### What is required:
Pictures do not belong in the copy; transcribe everything else in the records exactly.

## Start

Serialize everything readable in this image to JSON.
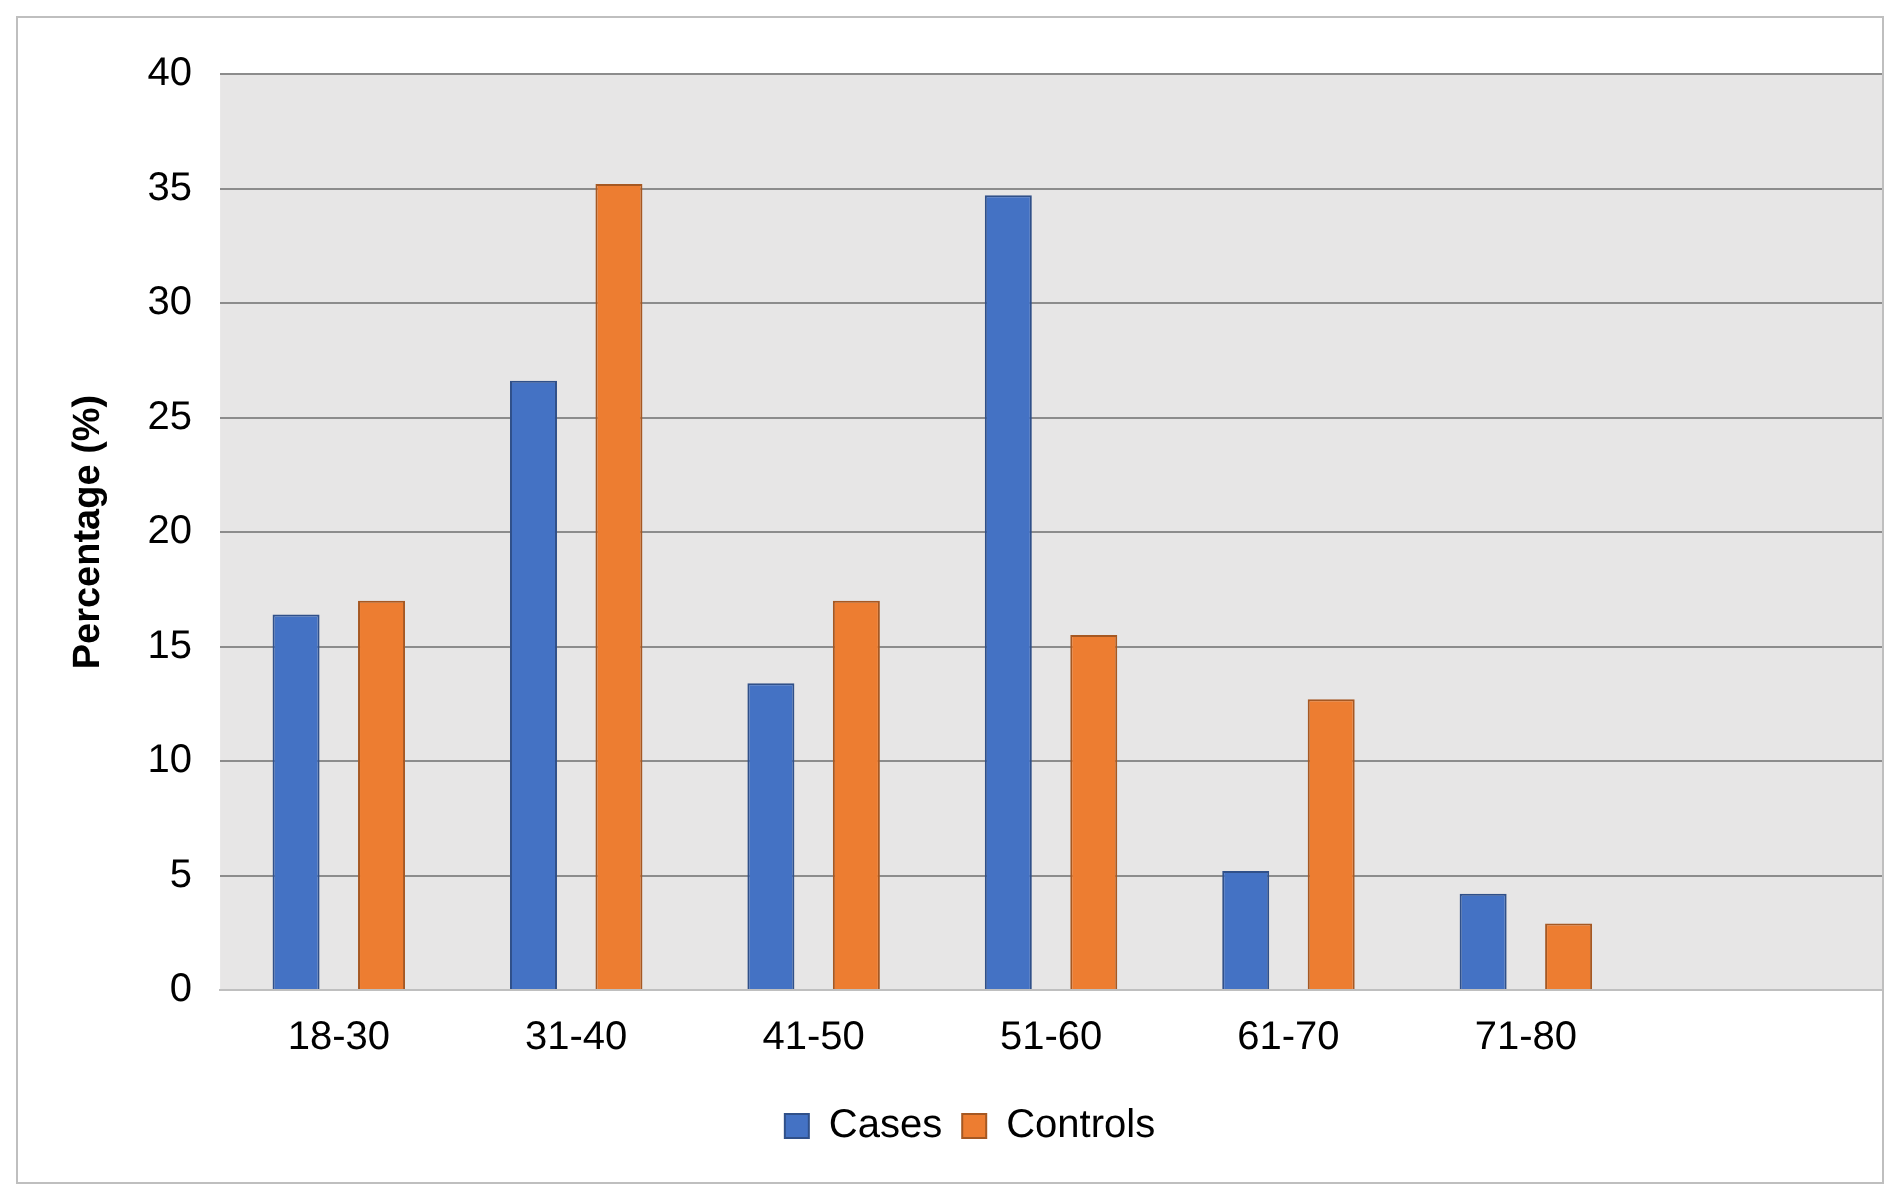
{
  "chart_data": {
    "type": "bar",
    "ylabel": "Percentage (%)",
    "categories": [
      "18-30",
      "31-40",
      "41-50",
      "51-60",
      "61-70",
      "71-80",
      null
    ],
    "series": [
      {
        "name": "Cases",
        "color": "#4472c4",
        "values": [
          16.4,
          26.6,
          13.4,
          34.7,
          5.2,
          4.2,
          null
        ]
      },
      {
        "name": "Controls",
        "color": "#ed7d31",
        "values": [
          17.0,
          35.2,
          17.0,
          15.5,
          12.7,
          2.9,
          null
        ]
      }
    ],
    "ylim": [
      0,
      40
    ],
    "yticks": [
      0,
      5,
      10,
      15,
      20,
      25,
      30,
      35,
      40
    ],
    "grid": "y",
    "legend": "bottom"
  }
}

## End

### Solution to the problem:
Serialize everything readable in this image to JSON.
{
  "chart_data": {
    "type": "bar",
    "ylabel": "Percentage (%)",
    "categories": [
      "18-30",
      "31-40",
      "41-50",
      "51-60",
      "61-70",
      "71-80",
      null
    ],
    "series": [
      {
        "name": "Cases",
        "color": "#4472c4",
        "values": [
          16.4,
          26.6,
          13.4,
          34.7,
          5.2,
          4.2,
          null
        ]
      },
      {
        "name": "Controls",
        "color": "#ed7d31",
        "values": [
          17.0,
          35.2,
          17.0,
          15.5,
          12.7,
          2.9,
          null
        ]
      }
    ],
    "ylim": [
      0,
      40
    ],
    "yticks": [
      0,
      5,
      10,
      15,
      20,
      25,
      30,
      35,
      40
    ],
    "grid": "y",
    "legend": "bottom"
  }
}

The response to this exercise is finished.